Data listing:
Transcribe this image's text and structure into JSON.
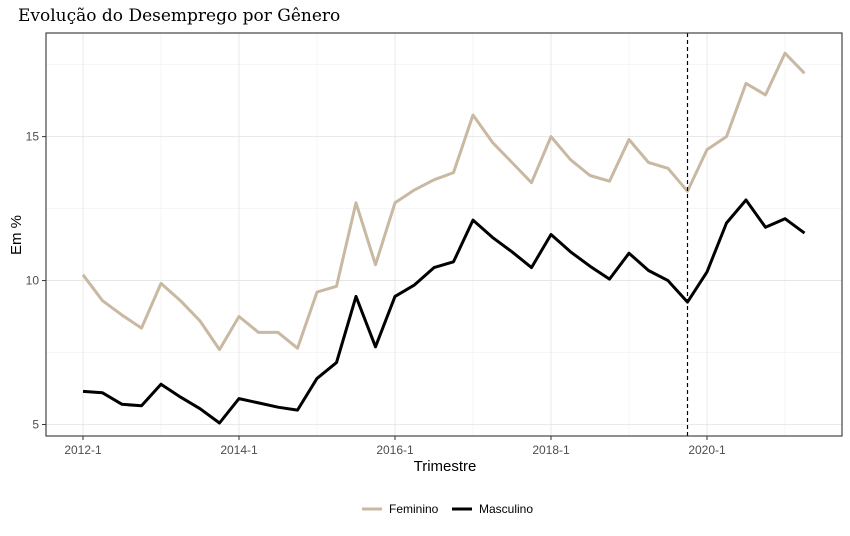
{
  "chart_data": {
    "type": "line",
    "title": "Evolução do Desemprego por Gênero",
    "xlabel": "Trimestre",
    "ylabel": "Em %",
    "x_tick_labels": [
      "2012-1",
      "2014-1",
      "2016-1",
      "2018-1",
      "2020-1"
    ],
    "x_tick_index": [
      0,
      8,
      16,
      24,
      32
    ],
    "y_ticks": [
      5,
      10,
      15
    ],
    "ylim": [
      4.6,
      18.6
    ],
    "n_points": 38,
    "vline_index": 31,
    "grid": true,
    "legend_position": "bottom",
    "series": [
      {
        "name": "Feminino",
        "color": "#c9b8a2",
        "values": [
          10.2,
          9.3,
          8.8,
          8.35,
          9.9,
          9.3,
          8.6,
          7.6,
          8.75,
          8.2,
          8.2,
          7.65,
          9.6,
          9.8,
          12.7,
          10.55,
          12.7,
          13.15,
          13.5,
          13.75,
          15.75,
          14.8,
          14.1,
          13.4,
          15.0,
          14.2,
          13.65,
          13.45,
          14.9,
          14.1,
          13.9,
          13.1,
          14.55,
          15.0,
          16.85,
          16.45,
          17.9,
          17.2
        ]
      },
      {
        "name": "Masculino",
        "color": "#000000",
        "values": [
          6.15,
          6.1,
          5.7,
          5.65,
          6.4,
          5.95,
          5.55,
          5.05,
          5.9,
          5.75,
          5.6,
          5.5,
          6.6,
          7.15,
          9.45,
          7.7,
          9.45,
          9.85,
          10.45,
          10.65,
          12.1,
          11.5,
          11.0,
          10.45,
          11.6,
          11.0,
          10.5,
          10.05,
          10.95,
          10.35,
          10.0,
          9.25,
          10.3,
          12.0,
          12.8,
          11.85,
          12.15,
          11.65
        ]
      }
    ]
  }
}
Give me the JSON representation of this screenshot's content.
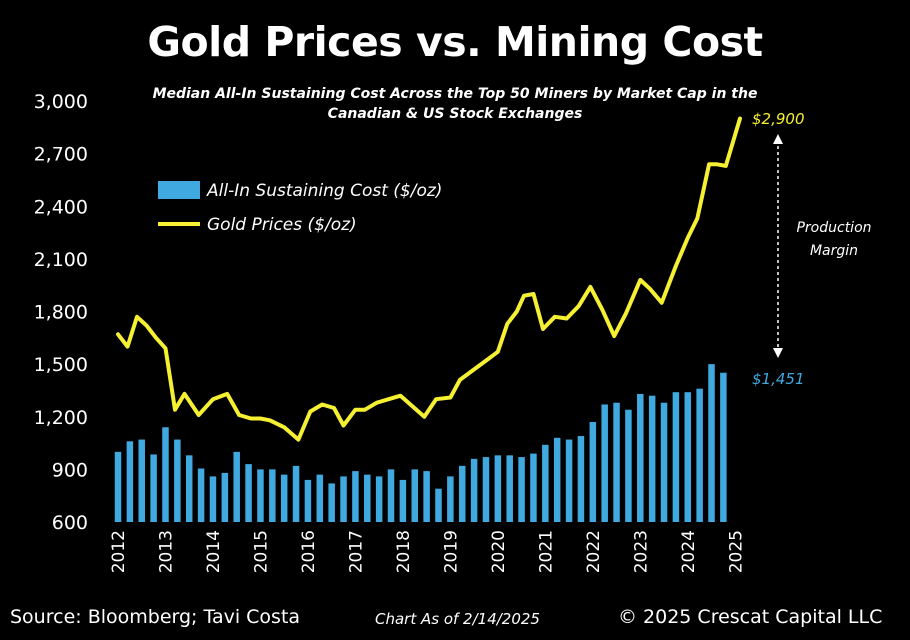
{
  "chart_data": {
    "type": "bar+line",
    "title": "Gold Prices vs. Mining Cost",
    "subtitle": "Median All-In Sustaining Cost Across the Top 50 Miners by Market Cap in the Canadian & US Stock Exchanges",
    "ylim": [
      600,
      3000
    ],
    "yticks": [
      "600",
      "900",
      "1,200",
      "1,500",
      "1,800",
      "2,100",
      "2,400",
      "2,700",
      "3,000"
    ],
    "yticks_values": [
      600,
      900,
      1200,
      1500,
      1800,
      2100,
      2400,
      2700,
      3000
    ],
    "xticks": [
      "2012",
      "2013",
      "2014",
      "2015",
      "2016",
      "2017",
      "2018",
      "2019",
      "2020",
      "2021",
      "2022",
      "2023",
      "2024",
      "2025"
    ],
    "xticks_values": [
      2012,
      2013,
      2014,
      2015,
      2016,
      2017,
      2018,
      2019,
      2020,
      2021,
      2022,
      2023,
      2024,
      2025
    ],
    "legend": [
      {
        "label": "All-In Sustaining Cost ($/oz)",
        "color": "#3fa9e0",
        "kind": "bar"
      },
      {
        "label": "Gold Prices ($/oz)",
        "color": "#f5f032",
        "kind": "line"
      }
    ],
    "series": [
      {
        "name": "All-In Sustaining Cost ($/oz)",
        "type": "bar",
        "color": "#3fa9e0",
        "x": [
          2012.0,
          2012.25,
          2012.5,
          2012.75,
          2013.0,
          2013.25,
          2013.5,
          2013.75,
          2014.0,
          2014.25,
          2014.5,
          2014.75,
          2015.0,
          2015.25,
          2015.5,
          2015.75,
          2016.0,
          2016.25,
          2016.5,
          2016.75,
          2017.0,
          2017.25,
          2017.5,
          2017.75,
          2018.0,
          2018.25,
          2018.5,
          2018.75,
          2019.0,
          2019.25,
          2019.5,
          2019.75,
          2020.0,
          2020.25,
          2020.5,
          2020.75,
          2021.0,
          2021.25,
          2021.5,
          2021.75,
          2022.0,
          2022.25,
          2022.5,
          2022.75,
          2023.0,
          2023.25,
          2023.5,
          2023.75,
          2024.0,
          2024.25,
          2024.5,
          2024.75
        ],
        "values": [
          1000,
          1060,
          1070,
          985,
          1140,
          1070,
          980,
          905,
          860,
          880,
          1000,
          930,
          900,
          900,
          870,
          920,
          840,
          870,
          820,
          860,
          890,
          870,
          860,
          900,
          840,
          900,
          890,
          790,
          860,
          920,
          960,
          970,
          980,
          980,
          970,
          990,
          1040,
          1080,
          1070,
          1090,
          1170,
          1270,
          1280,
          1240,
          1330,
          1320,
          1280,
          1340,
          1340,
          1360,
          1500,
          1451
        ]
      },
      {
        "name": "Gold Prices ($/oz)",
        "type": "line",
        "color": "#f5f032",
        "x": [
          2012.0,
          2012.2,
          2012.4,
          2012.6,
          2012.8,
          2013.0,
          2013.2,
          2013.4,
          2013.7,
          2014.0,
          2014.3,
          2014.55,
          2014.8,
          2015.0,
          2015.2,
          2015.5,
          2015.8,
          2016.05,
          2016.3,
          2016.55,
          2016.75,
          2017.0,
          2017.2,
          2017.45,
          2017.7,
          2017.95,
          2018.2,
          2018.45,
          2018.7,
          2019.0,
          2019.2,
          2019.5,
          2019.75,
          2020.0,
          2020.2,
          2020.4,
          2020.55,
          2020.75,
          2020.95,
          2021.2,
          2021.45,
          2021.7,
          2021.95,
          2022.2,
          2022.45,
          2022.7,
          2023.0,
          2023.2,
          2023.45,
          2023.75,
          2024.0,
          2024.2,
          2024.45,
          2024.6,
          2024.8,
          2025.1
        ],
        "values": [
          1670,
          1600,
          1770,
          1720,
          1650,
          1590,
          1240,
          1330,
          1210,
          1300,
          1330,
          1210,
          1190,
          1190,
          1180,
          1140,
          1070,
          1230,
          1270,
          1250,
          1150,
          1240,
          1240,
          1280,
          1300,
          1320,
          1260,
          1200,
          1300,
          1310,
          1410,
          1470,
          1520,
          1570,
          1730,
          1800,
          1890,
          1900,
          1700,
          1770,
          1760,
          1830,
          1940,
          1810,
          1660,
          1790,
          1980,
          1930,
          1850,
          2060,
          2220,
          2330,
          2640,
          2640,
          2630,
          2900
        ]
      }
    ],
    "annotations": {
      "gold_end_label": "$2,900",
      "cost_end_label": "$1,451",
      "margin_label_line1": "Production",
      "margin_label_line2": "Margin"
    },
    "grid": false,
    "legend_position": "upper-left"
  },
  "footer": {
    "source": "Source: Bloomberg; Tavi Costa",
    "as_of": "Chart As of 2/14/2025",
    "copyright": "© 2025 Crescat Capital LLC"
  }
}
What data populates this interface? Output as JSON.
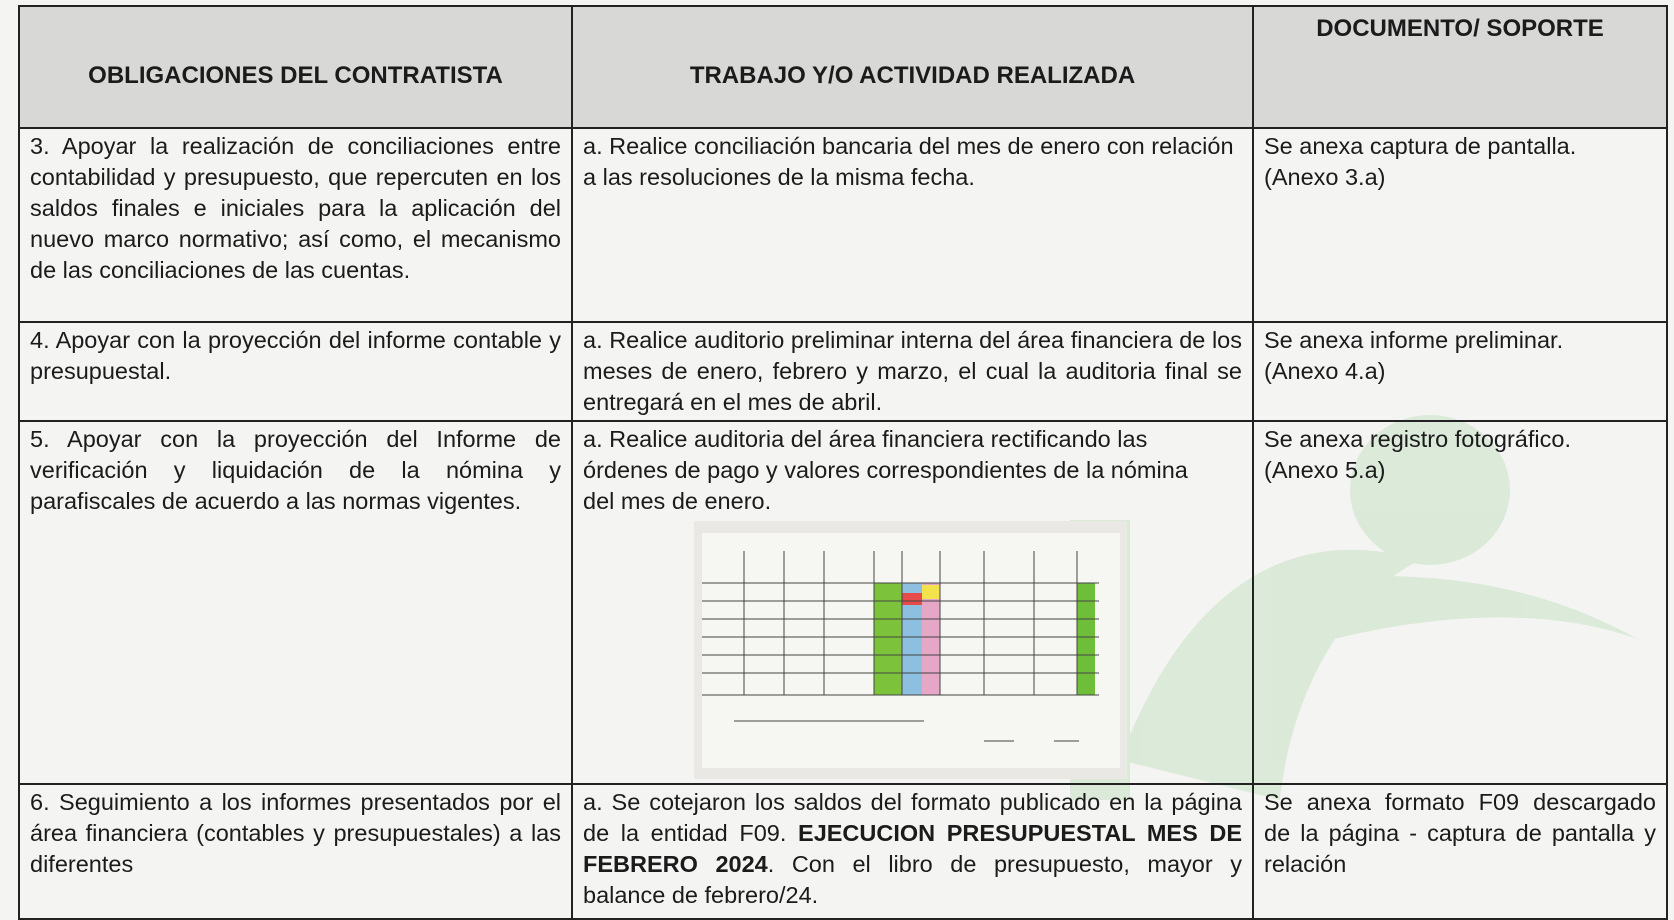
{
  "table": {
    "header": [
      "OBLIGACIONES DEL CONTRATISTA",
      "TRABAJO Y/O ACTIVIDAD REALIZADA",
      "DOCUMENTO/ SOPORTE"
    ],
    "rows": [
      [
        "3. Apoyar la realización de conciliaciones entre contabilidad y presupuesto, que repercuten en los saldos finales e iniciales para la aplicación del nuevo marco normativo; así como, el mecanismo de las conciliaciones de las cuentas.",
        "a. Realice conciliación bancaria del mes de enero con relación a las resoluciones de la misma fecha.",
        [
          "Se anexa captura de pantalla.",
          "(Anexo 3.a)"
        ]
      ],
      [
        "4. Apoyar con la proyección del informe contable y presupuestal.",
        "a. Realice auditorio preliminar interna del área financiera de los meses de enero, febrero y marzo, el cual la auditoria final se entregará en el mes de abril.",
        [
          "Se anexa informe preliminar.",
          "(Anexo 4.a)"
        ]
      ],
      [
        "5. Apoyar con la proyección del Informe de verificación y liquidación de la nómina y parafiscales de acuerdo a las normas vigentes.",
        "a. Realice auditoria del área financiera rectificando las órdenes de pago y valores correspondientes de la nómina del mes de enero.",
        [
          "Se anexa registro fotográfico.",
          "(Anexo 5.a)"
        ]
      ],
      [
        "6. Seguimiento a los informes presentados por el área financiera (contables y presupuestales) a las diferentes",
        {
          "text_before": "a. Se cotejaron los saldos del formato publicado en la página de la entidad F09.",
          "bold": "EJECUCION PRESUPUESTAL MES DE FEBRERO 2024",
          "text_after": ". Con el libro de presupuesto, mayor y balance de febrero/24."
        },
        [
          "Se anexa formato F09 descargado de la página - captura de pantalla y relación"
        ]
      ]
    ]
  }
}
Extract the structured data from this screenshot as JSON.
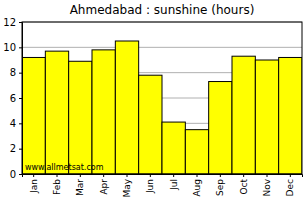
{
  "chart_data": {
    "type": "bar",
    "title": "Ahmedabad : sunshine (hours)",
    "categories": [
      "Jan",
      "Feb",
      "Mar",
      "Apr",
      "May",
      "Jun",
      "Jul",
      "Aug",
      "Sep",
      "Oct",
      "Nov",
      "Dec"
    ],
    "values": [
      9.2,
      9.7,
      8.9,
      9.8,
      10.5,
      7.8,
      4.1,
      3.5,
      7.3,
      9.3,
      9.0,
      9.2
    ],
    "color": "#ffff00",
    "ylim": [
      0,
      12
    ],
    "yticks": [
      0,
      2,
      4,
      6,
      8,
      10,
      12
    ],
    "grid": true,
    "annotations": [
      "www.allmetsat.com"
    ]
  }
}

▸ **EXERCISE**: Starting at the line that holds "Extract the structured", repeat every line through the end of the listing exactly as written, skipping any picture.

▸ **TASK SOLUTION**:
Extract the structured data from this screenshot as JSON.
{
  "chart_data": {
    "type": "bar",
    "title": "Ahmedabad : sunshine (hours)",
    "categories": [
      "Jan",
      "Feb",
      "Mar",
      "Apr",
      "May",
      "Jun",
      "Jul",
      "Aug",
      "Sep",
      "Oct",
      "Nov",
      "Dec"
    ],
    "values": [
      9.2,
      9.7,
      8.9,
      9.8,
      10.5,
      7.8,
      4.1,
      3.5,
      7.3,
      9.3,
      9.0,
      9.2
    ],
    "color": "#ffff00",
    "ylim": [
      0,
      12
    ],
    "yticks": [
      0,
      2,
      4,
      6,
      8,
      10,
      12
    ],
    "grid": true,
    "annotations": [
      "www.allmetsat.com"
    ]
  }
}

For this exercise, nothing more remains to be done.